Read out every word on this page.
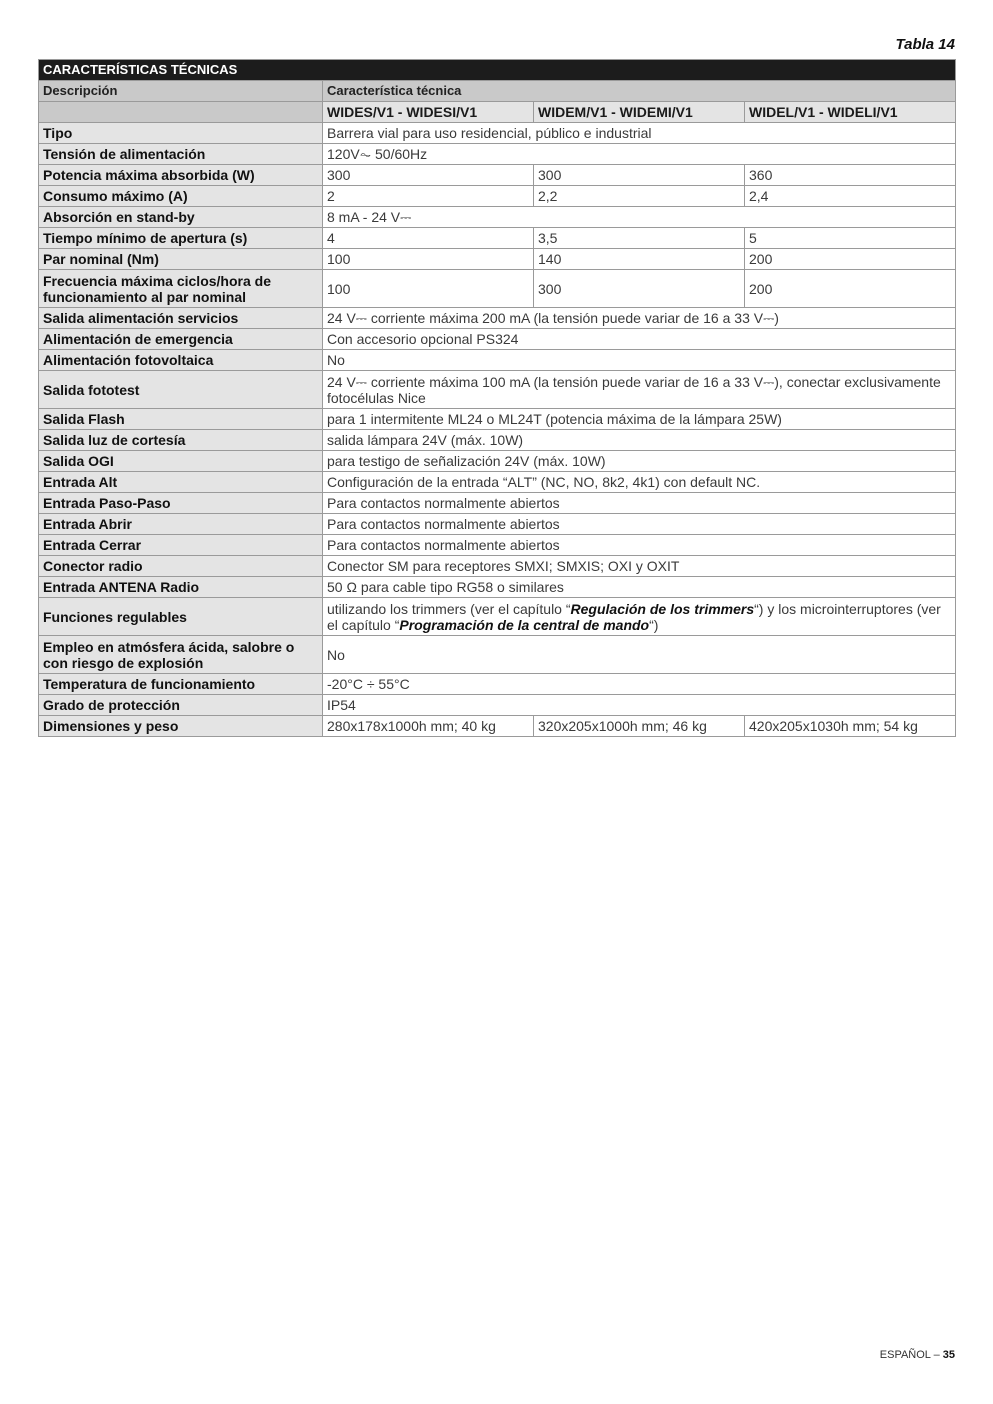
Tabla 14
CARACTERÍSTICAS TÉCNICAS			
Descripción	Característica técnica		
	WIDES/V1 - WIDESI/V1	WIDEM/V1 - WIDEMI/V1	WIDEL/V1 - WIDELI/V1
Tipo	Barrera vial para uso residencial, público e industrial		
Tensión de alimentación	120V⏦ 50/60Hz		
Potencia máxima absorbida (W)	300	300	360
Consumo máximo (A)	2	2,2	2,4
Absorción en stand-by	8 mA - 24 V⎓		
Tiempo mínimo de apertura (s)	4	3,5	5
Par nominal (Nm)	100	140	200
Frecuencia máxima ciclos/hora de funcionamiento al par nominal	100	300	200
Salida alimentación servicios	24 V⎓ corriente máxima 200 mA (la tensión puede variar de 16 a 33 V⎓)		
Alimentación de emergencia	Con accesorio opcional PS324		
Alimentación fotovoltaica	No		
Salida fototest	24 V⎓ corriente máxima 100 mA (la tensión puede variar de 16 a 33 V⎓), conectar exclusivamente fotocélulas Nice		
Salida Flash	para 1 intermitente ML24 o ML24T (potencia máxima de la lámpara 25W)		
Salida luz de cortesía	salida lámpara 24V (máx. 10W)		
Salida OGI	para testigo de señalización 24V (máx. 10W)		
Entrada Alt	Configuración de la entrada “ALT” (NC, NO, 8k2, 4k1) con default NC.		
Entrada Paso-Paso	Para contactos normalmente abiertos		
Entrada Abrir	Para contactos normalmente abiertos		
Entrada Cerrar	Para contactos normalmente abiertos		
Conector radio	Conector SM para receptores SMXI; SMXIS; OXI y OXIT		
Entrada ANTENA Radio	50 Ω para cable tipo RG58 o similares		
Funciones regulables	utilizando los trimmers (ver el capítulo “Regulación de los trimmers“) y los microinterruptores (ver el capítulo “Programación de la central de mando“)		
Empleo en atmósfera ácida, salobre o con riesgo de explosión	No		
Temperatura de funcionamiento	-20°C ÷ 55°C		
Grado de protección	IP54		
Dimensiones y peso	280x178x1000h mm; 40 kg	320x205x1000h mm; 46 kg	420x205x1030h mm; 54 kg
ESPAÑOL – 35
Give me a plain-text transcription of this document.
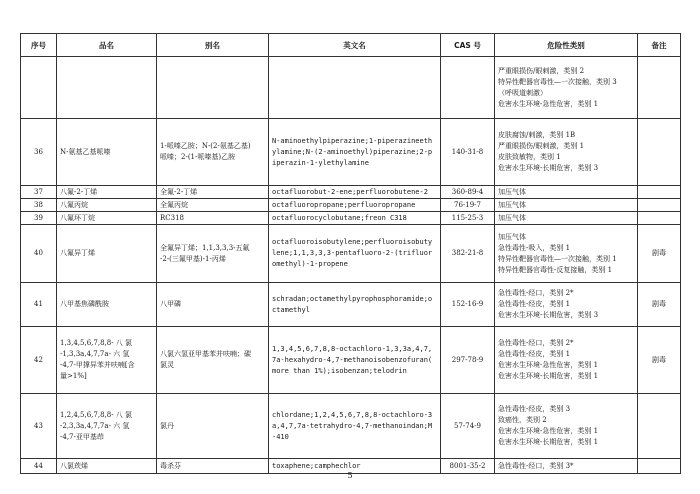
序号	品名	别名	英文名	CAS 号	危险性类别	备注

					严重眼损伤/眼刺激，类别 2
特异性靶器官毒性—一次接触，类别 3
（呼吸道刺激）
危害水生环境-急性危害，类别 1	

36	N-氨基乙基哌嗪	1-哌嗪乙胺；N-(2-氨基乙基)
哌嗪；2-(1-哌嗪基)乙胺	N-aminoethylpiperazine;1-piperazineeth
ylamine;N-(2-aminoethyl)piperazine;2-p
iperazin-1-ylethylamine	140-31-8	皮肤腐蚀/刺激，类别 1B
严重眼损伤/眼刺激，类别 1
皮肤致敏物，类别 1
危害水生环境-长期危害，类别 3	

37	八氟-2-丁烯	全氟-2-丁烯	octafluorobut-2-ene;perfluorobutene-2	360-89-4	加压气体	

38	八氟丙烷	全氟丙烷	octafluoropropane;perfluoropropane	76-19-7	加压气体	

39	八氟环丁烷	RC318	octafluorocyclobutane;freon C318	115-25-3	加压气体	

40	八氟异丁烯	全氟异丁烯；1,1,3,3,3-五氟
-2-(三氟甲基)-1-丙烯	octafluoroisobutylene;perfluoroisobuty
lene;1,1,3,3,3-pentafluoro-2-(trifluor
omethyl)-1-propene	382-21-8	加压气体
急性毒性-吸入，类别 1
特异性靶器官毒性—一次接触，类别 1
特异性靶器官毒性-反复接触，类别 1	剧毒
41	八甲基焦磷酰胺	八甲磷	schradan;octamethylpyrophosphoramide;o
ctamethyl	152-16-9	急性毒性-经口，类别 2*
急性毒性-经皮，类别 1
危害水生环境-长期危害，类别 3	剧毒
42	1,3,4,5,6,7,8,8- 八 氯
-1,3,3a,4,7,7a- 六 氢
-4,7-甲撑异苯并呋喃[含
量>1%]	八氯六氢亚甲基苯并呋喃；碳
氯灵	1,3,4,5,6,7,8,8-octachloro-1,3,3a,4,7,
7a-hexahydro-4,7-methanoisobenzofuran(
more than 1%);isobenzan;telodrin	297-78-9	急性毒性-经口，类别 2*
急性毒性-经皮，类别 1
危害水生环境-急性危害，类别 1
危害水生环境-长期危害，类别 1	剧毒
43	1,2,4,5,6,7,8,8- 八 氯
-2,3,3a,4,7,7a- 六 氢
-4,7-亚甲基茚	氯丹	chlordane;1,2,4,5,6,7,8,8-octachloro-3
a,4,7,7a-tetrahydro-4,7-methanoindan;M
-410	57-74-9	急性毒性-经皮，类别 3
致癌性，类别 2
危害水生环境-急性危害，类别 1
危害水生环境-长期危害，类别 1	

44	八氯莰烯	毒杀芬	toxaphene;camphechlor	8001-35-2	急性毒性-经口，类别 3*	

5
------------
**TASK INSTRUCTIONS**
Find all lines holding the string "Entrada" and copy them.

**FULL RESPONSE**
Entrada Alt	Configuración de la entrada “ALT” (NC, NO, 8k2, 4k1) con default NC.		
Entrada Paso-Paso	Para contactos normalmente abiertos		
Entrada Abrir	Para contactos normalmente abiertos		
Entrada Cerrar	Para contactos normalmente abiertos		
Entrada ANTENA Radio	50 Ω para cable tipo RG58 o similares		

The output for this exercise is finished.